Your task is to print every entry below exactly as given.

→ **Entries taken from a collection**
+===+

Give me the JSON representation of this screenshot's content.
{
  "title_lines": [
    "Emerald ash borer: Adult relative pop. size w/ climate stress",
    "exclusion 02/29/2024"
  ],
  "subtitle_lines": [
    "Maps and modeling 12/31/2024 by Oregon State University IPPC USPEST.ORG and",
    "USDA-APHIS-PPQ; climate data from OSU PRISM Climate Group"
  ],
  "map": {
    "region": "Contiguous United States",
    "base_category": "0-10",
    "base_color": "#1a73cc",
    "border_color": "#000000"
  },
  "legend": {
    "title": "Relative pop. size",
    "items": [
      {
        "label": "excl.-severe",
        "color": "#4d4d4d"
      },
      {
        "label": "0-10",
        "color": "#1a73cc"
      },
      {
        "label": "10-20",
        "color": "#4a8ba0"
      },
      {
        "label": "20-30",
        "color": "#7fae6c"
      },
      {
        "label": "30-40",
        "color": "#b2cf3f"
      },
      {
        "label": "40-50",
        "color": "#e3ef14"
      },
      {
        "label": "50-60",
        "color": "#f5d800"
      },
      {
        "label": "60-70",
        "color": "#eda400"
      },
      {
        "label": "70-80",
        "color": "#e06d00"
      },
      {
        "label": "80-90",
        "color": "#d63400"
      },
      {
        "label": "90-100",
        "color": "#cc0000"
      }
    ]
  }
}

+===+

→ **Response to the task**
Give me the JSON representation of this screenshot's content.
{
  "title_lines": [
    "Emerald ash borer: Adult relative pop. size w/ climate stress",
    "exclusion 02/29/2024"
  ],
  "subtitle_lines": [
    "Maps and modeling 12/31/2024 by Oregon State University IPPC USPEST.ORG and",
    "USDA-APHIS-PPQ; climate data from OSU PRISM Climate Group"
  ],
  "map": {
    "region": "Contiguous United States",
    "base_category": "0-10",
    "base_color": "#1a73cc",
    "border_color": "#000000"
  },
  "legend": {
    "title": "Relative pop. size",
    "items": [
      {
        "label": "excl.-severe",
        "color": "#4d4d4d"
      },
      {
        "label": "0-10",
        "color": "#1a73cc"
      },
      {
        "label": "10-20",
        "color": "#4a8ba0"
      },
      {
        "label": "20-30",
        "color": "#7fae6c"
      },
      {
        "label": "30-40",
        "color": "#b2cf3f"
      },
      {
        "label": "40-50",
        "color": "#e3ef14"
      },
      {
        "label": "50-60",
        "color": "#f5d800"
      },
      {
        "label": "60-70",
        "color": "#eda400"
      },
      {
        "label": "70-80",
        "color": "#e06d00"
      },
      {
        "label": "80-90",
        "color": "#d63400"
      },
      {
        "label": "90-100",
        "color": "#cc0000"
      }
    ]
  }
}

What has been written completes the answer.